(Beginning of Data excerpts)
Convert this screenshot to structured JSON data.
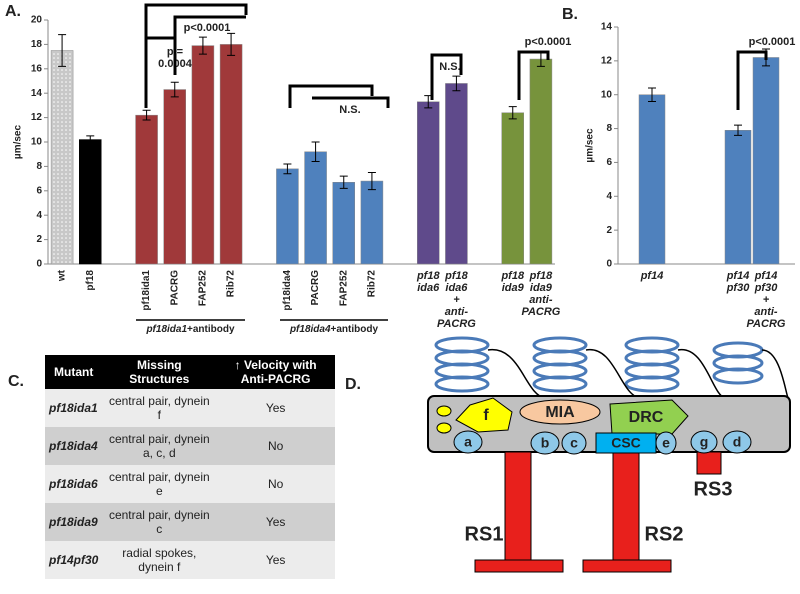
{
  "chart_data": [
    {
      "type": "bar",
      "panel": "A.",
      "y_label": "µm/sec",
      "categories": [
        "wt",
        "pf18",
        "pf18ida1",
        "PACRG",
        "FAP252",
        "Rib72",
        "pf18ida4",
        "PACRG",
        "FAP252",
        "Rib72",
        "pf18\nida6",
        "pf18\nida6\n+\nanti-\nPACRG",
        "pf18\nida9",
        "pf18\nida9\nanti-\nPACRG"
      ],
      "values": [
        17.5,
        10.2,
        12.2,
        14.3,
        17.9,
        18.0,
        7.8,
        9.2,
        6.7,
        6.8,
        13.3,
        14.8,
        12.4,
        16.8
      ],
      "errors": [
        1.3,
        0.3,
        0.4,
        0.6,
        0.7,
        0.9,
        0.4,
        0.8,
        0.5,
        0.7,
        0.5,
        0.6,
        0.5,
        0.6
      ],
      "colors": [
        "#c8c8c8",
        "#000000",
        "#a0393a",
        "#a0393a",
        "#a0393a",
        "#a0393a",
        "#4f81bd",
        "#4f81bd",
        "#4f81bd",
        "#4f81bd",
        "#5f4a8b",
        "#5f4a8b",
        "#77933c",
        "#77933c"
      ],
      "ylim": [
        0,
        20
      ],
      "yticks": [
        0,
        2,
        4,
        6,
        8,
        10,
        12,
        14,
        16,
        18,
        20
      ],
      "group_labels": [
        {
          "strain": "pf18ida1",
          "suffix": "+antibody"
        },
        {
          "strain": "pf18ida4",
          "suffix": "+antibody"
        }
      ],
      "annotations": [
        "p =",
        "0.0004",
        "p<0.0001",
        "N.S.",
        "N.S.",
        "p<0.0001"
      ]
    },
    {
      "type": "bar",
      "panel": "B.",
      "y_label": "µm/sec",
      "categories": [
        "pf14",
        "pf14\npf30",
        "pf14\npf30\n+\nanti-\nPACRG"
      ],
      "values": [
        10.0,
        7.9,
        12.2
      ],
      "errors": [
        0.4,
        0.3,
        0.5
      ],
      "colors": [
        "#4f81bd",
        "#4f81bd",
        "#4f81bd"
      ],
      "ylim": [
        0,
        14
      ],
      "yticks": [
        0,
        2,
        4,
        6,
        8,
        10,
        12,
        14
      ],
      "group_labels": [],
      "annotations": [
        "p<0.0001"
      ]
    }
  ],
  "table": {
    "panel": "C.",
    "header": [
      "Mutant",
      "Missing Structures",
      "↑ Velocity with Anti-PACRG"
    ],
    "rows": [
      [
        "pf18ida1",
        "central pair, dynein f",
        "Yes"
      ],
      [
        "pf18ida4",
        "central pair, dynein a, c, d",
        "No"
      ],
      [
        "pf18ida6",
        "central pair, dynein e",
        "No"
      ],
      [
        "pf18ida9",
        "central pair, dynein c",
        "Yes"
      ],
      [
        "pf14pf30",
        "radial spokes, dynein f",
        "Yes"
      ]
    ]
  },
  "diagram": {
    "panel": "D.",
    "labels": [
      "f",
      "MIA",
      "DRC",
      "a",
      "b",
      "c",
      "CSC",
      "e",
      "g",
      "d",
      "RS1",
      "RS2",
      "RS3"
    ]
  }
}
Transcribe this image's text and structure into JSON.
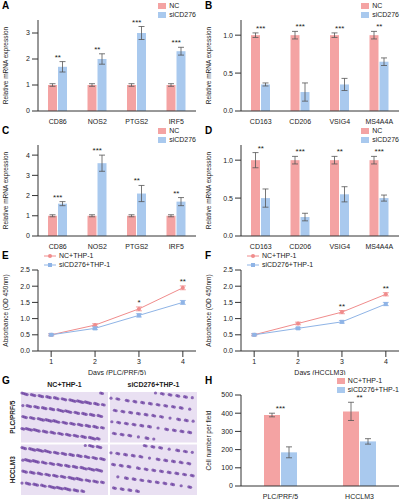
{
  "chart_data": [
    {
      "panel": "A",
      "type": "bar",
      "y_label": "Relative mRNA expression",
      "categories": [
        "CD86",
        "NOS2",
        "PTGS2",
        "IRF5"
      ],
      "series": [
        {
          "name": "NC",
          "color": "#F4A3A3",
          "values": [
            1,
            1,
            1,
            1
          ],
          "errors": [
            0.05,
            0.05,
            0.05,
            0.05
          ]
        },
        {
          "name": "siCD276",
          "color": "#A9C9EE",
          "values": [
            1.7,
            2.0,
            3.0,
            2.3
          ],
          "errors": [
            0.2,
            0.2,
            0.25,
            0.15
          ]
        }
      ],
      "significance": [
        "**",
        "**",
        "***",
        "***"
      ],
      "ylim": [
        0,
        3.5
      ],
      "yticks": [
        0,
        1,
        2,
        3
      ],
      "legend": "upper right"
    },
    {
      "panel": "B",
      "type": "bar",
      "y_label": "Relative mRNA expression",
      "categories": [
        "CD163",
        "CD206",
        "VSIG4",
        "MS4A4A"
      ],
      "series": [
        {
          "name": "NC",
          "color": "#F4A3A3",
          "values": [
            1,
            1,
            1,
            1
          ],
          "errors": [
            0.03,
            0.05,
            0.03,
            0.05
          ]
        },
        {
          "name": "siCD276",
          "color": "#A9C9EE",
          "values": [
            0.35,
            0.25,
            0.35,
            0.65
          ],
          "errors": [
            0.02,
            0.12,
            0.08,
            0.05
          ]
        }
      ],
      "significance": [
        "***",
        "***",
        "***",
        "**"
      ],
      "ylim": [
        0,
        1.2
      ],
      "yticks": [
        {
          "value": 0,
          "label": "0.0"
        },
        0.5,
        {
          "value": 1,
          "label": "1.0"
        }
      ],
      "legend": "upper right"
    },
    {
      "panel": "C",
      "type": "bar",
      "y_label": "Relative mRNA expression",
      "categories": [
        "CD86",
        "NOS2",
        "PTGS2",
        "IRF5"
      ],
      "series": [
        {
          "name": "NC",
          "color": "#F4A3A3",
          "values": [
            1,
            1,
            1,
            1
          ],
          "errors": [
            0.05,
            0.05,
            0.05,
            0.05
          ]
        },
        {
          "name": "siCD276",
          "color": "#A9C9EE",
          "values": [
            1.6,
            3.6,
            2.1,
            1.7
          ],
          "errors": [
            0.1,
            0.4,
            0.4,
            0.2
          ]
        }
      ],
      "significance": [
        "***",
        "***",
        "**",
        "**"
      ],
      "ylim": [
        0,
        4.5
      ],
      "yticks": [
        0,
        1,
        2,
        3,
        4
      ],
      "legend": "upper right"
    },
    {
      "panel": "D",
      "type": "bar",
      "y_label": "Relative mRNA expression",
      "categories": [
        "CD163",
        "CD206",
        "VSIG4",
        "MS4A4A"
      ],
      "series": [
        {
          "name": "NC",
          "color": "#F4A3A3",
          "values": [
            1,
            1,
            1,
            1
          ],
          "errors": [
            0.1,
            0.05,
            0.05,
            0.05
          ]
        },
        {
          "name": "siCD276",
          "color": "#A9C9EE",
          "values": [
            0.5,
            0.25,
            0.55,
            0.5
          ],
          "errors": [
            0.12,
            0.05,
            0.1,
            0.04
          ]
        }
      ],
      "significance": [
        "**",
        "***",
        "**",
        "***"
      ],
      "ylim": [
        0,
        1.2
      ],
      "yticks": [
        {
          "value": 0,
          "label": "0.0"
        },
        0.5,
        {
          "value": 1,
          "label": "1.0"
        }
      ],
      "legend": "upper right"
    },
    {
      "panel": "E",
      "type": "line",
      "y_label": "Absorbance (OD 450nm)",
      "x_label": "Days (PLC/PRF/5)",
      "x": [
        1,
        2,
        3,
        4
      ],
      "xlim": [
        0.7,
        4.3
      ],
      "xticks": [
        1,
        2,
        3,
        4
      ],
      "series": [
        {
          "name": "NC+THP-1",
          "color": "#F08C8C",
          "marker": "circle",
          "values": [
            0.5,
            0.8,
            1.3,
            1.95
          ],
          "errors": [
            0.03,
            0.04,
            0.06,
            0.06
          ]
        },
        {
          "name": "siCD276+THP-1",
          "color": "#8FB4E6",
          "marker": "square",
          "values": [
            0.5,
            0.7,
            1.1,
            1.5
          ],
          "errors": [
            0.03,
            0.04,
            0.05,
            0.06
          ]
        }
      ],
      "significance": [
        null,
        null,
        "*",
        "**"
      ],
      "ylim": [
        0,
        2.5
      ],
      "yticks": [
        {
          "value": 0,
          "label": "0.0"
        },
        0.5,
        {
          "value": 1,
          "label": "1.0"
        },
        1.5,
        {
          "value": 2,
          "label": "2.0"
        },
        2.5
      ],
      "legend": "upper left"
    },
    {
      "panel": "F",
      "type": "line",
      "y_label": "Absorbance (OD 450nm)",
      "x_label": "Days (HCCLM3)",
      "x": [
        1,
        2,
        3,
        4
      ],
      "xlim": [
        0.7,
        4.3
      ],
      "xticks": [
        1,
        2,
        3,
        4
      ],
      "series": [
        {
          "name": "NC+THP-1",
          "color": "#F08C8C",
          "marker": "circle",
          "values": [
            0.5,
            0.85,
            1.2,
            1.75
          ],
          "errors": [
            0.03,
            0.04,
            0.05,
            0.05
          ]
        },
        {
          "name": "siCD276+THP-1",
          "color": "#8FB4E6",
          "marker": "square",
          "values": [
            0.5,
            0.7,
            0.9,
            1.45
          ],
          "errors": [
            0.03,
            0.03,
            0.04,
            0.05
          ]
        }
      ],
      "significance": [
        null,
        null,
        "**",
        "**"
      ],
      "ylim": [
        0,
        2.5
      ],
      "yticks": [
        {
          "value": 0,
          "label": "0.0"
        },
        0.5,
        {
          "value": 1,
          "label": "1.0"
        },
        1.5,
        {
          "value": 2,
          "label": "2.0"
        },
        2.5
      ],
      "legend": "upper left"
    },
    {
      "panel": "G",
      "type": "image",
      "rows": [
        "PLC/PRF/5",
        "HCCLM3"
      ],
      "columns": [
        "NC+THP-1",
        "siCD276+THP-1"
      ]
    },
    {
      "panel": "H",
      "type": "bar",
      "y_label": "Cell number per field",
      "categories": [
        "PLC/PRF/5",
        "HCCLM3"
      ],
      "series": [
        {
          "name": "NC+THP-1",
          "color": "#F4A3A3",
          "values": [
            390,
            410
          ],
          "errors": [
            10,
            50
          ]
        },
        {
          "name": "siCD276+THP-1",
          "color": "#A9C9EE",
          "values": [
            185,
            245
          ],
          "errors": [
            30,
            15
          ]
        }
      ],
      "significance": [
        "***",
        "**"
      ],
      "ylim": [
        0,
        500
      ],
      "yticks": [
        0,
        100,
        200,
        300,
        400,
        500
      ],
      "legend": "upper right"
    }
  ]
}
(End of Data excerpts)
Your instructions:
If a line in the entries above contains the word "nanti", count it, and give only the final number.

Response area:
3